• Task requirements: Reproduce the records below exactly as given.

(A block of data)
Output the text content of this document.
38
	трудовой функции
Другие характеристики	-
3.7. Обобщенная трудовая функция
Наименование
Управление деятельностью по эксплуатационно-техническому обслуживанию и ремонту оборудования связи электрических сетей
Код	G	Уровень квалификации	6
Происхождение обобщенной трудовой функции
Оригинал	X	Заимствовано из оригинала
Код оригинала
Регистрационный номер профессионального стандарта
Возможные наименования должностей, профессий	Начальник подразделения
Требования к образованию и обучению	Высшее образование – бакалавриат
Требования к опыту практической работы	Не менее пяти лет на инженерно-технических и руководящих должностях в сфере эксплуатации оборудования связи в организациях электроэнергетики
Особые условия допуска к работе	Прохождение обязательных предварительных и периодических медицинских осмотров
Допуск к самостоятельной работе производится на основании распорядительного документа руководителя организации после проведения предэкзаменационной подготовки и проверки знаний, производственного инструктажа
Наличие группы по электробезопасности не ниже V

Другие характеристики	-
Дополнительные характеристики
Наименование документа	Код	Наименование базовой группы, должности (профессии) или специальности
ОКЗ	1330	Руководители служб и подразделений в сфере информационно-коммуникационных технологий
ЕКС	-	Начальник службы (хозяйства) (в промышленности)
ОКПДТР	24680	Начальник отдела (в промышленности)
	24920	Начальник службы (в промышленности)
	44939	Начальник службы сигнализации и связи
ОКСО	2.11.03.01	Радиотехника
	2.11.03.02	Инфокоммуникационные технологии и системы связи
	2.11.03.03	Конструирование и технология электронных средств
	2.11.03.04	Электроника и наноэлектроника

• Output for this task:
Output the text content of this document.
38
	трудовой функции
Другие характеристики	-
3.7. Обобщенная трудовая функция
Наименование
Управление деятельностью по эксплуатационно-техническому обслуживанию и ремонту оборудования связи электрических сетей
Код	G	Уровень квалификации	6
Происхождение обобщенной трудовой функции
Оригинал	X	Заимствовано из оригинала
Код оригинала
Регистрационный номер профессионального стандарта
Возможные наименования должностей, профессий	Начальник подразделения
Требования к образованию и обучению	Высшее образование – бакалавриат
Требования к опыту практической работы	Не менее пяти лет на инженерно-технических и руководящих должностях в сфере эксплуатации оборудования связи в организациях электроэнергетики
Особые условия допуска к работе	Прохождение обязательных предварительных и периодических медицинских осмотров
Допуск к самостоятельной работе производится на основании распорядительного документа руководителя организации после проведения предэкзаменационной подготовки и проверки знаний, производственного инструктажа
Наличие группы по электробезопасности не ниже V

Другие характеристики	-
Дополнительные характеристики
Наименование документа	Код	Наименование базовой группы, должности (профессии) или специальности
ОКЗ	1330	Руководители служб и подразделений в сфере информационно-коммуникационных технологий
ЕКС	-	Начальник службы (хозяйства) (в промышленности)
ОКПДТР	24680	Начальник отдела (в промышленности)
	24920	Начальник службы (в промышленности)
	44939	Начальник службы сигнализации и связи
ОКСО	2.11.03.01	Радиотехника
	2.11.03.02	Инфокоммуникационные технологии и системы связи
	2.11.03.03	Конструирование и технология электронных средств
	2.11.03.04	Электроника и наноэлектроника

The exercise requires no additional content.